◆ TASKS FOR THIS EXERCISE ◆
1. Decide whether each statement agrees with the text on opioid addiction and pain scales. Answer yes or no for each, and quote the words from the text that decide it.
(a) Opioid addiction existed before prescription drugs.
(b) Giving a high pain rating leads the doctor to address the cause of the pain.
(c) Dave Mittman's post mentions teen addicts.
2. In the text on opioid addiction and pain scales, what medication is the patient told not to take when it hurts?

------ TEXT SECTION

It just seems to me that there is still something missing out of these explanations. Dave Mittman references teen addicts in his post below – did they all just get T3 prescriptions for their wisdom teeth and now they’re addicts? That should be pretty simple to track.
People get addicted to illicit drugs besides opioids with no physician involvement all the time. Opioids are unique in that there are both prescription and illicit options, but opioid addiction was around way before prescription drugs – opium dens, etc.
I positively HATE the “rate your pain 1-10” scale question or how it’s used. If I give a low number nothing is done with it. If I give a high number, the doctor jumps to “I cannot give you narcotics because….”, and the reason for the pain is not addressed. If I give a mid-range number then try to discuss something with the doctor “this hurts”, the problem is not taken seriously – unless it’s an obvious infection on the skin, or if swollen. At best, it’s “Oh, it’s not that bad. You’re tough. And, don’t take any aspirin when it hurts.” It does not get addressed until or unless a fever results – then the talk turns to “Why didn’t you get this examined and treated before?” IMX, it doesn’t really matter if any symptom is pain. Nothing gets done until it is urgent, after the treatment is more complex and costly with a longer recovery time.

------------
------ EXCERPTED RECORDS

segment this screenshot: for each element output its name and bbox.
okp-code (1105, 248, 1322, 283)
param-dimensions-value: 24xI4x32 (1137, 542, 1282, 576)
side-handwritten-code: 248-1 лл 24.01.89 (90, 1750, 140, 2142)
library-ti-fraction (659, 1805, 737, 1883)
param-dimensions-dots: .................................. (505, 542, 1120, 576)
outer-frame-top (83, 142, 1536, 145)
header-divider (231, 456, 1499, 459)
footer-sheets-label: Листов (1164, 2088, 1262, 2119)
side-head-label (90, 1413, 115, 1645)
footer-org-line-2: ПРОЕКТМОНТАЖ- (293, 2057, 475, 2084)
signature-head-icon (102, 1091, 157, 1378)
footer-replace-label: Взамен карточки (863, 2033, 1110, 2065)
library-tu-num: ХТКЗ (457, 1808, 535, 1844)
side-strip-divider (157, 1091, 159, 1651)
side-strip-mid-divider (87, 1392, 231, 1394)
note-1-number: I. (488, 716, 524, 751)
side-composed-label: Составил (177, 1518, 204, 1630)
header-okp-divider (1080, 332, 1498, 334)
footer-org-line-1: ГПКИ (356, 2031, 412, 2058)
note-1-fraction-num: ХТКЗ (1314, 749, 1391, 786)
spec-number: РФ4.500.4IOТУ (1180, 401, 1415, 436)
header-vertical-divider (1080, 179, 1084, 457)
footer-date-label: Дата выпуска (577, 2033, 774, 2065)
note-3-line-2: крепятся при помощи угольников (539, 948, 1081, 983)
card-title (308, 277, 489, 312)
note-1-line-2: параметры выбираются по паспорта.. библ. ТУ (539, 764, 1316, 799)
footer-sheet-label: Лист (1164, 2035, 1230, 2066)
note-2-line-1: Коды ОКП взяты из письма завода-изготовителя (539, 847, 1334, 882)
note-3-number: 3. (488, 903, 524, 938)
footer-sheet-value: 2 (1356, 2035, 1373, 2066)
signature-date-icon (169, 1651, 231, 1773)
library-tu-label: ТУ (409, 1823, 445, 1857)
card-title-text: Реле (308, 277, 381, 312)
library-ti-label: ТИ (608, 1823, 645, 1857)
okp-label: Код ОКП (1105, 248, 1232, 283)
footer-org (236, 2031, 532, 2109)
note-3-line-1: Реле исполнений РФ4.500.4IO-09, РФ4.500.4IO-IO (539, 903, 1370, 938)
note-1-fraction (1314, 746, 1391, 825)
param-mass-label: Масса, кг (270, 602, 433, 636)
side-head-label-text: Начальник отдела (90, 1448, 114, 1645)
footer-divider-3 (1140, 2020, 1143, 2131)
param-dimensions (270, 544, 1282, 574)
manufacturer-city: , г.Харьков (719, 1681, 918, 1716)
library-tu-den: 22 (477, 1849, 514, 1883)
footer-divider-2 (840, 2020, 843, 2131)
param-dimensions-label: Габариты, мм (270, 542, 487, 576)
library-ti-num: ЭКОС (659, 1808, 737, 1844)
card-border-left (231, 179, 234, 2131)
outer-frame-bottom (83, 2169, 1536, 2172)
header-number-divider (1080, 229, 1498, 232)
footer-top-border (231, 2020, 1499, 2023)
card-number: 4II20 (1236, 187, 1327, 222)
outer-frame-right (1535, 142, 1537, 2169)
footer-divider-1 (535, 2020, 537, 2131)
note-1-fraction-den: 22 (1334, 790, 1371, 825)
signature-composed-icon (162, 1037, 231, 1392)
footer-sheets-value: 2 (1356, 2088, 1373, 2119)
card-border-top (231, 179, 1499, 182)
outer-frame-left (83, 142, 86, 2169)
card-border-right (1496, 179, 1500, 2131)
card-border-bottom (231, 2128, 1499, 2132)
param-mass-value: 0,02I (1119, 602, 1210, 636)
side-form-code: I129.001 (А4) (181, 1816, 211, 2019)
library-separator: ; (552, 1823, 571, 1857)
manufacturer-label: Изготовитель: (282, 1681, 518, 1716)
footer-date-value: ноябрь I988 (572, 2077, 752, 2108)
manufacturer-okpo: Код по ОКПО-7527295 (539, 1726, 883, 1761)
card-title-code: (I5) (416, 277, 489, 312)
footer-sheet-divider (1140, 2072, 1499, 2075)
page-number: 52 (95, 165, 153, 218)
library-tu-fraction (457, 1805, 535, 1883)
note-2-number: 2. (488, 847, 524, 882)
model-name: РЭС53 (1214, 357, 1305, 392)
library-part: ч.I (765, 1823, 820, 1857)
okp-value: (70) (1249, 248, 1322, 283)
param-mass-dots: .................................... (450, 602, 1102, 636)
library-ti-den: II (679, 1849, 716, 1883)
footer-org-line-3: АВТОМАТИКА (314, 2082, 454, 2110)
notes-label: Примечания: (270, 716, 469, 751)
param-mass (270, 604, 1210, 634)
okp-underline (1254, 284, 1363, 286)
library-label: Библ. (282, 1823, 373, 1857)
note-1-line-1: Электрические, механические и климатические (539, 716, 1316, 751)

------------

◆ ANSWERS PER TASK ◆
1.
(a) Yes: "opioid addiction was around way before prescription drugs"
(b) No: "the reason for the pain is not addressed"
(c) Yes: "Dave Mittman references teen addicts in his post below"

2. Aspirin.